Recast the records from the first line through the line containing "x-tick-label: 400 <box>146 208 161 217</box>" as a Markdown table with a Row column giving the row number and a Line column giving the line, leaving out any blank lines.

(Element and region data)
────────────────────────────────────────
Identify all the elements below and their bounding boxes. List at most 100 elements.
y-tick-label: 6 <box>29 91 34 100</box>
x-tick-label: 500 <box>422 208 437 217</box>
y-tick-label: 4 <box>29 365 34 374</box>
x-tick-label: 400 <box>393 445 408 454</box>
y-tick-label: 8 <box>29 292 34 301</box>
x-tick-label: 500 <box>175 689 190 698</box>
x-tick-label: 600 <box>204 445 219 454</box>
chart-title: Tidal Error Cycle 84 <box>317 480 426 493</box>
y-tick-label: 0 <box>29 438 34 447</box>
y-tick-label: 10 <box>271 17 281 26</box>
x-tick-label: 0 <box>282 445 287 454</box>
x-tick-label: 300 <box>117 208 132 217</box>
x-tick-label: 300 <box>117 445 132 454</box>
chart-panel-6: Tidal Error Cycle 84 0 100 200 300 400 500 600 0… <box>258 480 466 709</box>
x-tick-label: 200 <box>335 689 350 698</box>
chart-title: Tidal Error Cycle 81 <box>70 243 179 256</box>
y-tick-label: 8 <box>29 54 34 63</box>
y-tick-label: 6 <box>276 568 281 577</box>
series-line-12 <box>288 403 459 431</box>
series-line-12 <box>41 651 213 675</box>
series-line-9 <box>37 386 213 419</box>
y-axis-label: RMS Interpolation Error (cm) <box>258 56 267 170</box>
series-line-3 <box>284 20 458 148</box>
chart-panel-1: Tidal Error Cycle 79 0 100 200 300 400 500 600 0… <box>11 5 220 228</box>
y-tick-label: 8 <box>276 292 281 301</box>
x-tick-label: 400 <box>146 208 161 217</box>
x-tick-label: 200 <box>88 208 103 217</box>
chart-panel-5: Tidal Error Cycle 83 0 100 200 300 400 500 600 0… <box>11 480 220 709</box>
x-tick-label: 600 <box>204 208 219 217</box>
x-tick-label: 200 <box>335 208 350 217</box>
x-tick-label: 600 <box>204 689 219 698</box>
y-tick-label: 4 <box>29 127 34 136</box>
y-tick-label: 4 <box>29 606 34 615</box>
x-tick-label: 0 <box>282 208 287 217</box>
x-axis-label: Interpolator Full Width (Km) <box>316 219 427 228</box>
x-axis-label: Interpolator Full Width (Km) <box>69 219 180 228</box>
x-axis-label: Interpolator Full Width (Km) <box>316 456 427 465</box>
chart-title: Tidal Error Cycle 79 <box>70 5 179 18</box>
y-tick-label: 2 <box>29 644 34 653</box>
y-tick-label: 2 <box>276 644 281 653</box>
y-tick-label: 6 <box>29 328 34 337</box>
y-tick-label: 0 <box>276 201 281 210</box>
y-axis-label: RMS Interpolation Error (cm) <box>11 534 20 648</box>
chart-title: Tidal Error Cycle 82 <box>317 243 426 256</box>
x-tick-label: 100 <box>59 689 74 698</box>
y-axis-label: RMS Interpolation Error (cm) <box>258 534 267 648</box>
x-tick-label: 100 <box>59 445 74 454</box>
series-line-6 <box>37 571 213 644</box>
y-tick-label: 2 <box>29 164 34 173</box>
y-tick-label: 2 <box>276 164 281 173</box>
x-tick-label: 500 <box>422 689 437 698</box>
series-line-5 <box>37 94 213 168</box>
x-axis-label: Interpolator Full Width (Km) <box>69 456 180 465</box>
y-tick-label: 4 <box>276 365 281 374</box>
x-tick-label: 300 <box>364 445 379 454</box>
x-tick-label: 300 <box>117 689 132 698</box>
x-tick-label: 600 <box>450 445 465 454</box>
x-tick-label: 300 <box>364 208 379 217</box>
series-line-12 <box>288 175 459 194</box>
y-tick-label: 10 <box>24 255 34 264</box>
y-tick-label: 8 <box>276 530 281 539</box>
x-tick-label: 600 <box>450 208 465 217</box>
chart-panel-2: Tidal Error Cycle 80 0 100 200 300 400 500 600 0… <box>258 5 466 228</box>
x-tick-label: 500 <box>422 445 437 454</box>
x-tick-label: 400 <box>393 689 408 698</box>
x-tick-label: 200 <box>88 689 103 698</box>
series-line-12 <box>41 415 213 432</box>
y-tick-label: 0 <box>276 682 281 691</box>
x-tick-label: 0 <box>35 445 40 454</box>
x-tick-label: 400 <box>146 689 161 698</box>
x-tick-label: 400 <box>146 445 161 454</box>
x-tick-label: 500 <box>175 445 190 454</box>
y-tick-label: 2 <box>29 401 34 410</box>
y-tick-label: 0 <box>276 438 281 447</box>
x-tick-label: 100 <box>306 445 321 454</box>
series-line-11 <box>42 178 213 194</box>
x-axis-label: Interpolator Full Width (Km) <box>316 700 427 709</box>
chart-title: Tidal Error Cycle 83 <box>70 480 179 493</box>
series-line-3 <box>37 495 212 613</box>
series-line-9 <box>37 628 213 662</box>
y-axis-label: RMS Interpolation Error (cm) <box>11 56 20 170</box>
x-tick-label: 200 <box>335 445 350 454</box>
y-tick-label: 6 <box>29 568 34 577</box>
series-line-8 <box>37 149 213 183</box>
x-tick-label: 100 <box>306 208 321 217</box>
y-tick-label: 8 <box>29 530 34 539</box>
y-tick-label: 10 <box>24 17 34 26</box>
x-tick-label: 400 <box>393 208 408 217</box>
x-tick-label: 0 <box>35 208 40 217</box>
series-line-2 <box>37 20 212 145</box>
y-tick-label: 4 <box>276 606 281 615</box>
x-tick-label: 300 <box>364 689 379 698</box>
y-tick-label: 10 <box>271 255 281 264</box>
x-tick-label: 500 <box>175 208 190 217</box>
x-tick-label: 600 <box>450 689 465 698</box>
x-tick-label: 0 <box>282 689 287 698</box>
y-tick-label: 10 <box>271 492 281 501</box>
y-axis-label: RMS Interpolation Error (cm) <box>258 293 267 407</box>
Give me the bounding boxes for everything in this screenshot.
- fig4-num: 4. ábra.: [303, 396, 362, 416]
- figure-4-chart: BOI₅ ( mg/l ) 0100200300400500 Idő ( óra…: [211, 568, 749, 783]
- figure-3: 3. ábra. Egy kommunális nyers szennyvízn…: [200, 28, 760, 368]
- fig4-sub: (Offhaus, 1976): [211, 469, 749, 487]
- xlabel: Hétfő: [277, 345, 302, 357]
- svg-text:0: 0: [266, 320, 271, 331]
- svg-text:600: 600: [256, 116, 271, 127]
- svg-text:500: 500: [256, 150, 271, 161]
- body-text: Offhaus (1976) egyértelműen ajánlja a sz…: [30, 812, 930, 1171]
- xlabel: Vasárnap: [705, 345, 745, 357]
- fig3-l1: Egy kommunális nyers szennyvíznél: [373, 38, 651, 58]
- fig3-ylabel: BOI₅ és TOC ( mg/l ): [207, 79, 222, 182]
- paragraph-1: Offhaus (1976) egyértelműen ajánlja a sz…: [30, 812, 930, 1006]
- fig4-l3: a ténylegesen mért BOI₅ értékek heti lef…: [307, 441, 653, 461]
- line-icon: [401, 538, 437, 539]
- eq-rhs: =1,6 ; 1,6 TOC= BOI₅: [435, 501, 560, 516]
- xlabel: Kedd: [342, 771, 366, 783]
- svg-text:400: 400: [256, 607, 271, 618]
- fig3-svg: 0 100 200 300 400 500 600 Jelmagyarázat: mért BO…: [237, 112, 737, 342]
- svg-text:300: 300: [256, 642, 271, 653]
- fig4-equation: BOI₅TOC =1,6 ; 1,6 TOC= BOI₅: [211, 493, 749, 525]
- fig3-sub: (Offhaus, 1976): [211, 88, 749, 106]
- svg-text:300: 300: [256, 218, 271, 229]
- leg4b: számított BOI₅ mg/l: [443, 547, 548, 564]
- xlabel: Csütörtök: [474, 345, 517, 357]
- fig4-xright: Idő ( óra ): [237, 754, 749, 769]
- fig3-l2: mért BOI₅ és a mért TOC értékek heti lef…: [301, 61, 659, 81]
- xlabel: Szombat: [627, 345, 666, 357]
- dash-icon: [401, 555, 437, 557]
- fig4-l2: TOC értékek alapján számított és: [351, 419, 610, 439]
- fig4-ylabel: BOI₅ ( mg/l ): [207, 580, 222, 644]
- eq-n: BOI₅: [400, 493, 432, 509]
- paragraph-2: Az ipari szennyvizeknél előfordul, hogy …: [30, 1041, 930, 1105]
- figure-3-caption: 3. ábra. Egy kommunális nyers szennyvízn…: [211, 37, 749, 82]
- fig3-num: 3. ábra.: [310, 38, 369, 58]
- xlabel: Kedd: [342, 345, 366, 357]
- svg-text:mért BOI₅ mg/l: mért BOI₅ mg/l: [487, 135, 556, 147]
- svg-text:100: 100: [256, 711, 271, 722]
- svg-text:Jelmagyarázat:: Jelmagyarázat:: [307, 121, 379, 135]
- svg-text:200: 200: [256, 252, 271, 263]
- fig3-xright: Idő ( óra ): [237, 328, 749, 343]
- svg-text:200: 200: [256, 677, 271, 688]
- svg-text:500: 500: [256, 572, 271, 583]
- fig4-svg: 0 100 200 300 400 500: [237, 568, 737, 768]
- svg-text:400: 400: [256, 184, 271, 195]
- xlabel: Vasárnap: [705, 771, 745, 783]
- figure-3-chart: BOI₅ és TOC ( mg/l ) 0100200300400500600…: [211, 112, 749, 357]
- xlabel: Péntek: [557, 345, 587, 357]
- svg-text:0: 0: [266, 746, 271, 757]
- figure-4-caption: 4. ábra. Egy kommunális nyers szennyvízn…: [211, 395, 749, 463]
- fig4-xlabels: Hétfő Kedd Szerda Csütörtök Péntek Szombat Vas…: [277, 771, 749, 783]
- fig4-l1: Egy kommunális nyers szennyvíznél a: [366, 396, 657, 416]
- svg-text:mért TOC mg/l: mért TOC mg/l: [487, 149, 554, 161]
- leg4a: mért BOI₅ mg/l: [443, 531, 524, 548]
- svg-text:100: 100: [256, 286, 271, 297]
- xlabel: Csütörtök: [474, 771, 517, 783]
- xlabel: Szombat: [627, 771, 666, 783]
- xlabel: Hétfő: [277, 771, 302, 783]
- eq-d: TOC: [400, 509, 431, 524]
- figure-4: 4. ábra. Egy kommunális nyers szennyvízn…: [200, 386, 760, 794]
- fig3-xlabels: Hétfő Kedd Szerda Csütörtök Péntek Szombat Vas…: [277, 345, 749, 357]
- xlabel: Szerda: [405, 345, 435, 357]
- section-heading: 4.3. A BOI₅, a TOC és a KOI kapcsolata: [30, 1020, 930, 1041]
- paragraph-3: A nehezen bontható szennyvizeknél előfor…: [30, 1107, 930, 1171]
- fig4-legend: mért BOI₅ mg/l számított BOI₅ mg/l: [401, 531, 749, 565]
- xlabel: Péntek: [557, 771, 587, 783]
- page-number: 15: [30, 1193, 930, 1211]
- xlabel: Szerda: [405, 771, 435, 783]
────────────────────────────────────────
Task response:
| Row | Line |
|---|---|
| 1 | Identify all the elements below and their bounding boxes. List at most 100 elements. |
| 2 | y-tick-label: 6 <box>29 91 34 100</box> |
| 3 | x-tick-label: 500 <box>422 208 437 217</box> |
| 4 | y-tick-label: 4 <box>29 365 34 374</box> |
| 5 | x-tick-label: 400 <box>393 445 408 454</box> |
| 6 | y-tick-label: 8 <box>29 292 34 301</box> |
| 7 | x-tick-label: 500 <box>175 689 190 698</box> |
| 8 | x-tick-label: 600 <box>204 445 219 454</box> |
| 9 | chart-title: Tidal Error Cycle 84 <box>317 480 426 493</box> |
| 10 | y-tick-label: 0 <box>29 438 34 447</box> |
| 11 | y-tick-label: 10 <box>271 17 281 26</box> |
| 12 | x-tick-label: 0 <box>282 445 287 454</box> |
| 13 | x-tick-label: 300 <box>117 208 132 217</box> |
| 14 | x-tick-label: 300 <box>117 445 132 454</box> |
| 15 | chart-panel-6: Tidal Error Cycle 84 0 100 200 300 400 500 600 0… <box>258 480 466 709</box> |
| 16 | x-tick-label: 200 <box>335 689 350 698</box> |
| 17 | chart-title: Tidal Error Cycle 81 <box>70 243 179 256</box> |
| 18 | y-tick-label: 8 <box>29 54 34 63</box> |
| 19 | y-tick-label: 6 <box>276 568 281 577</box> |
| 20 | series-line-12 <box>288 403 459 431</box> |
| 21 | series-line-12 <box>41 651 213 675</box> |
| 22 | series-line-9 <box>37 386 213 419</box> |
| 23 | y-axis-label: RMS Interpolation Error (cm) <box>258 56 267 170</box> |
| 24 | series-line-3 <box>284 20 458 148</box> |
| 25 | chart-panel-1: Tidal Error Cycle 79 0 100 200 300 400 500 600 0… <box>11 5 220 228</box> |
| 26 | y-tick-label: 8 <box>276 292 281 301</box> |
| 27 | x-tick-label: 400 <box>146 208 161 217</box> |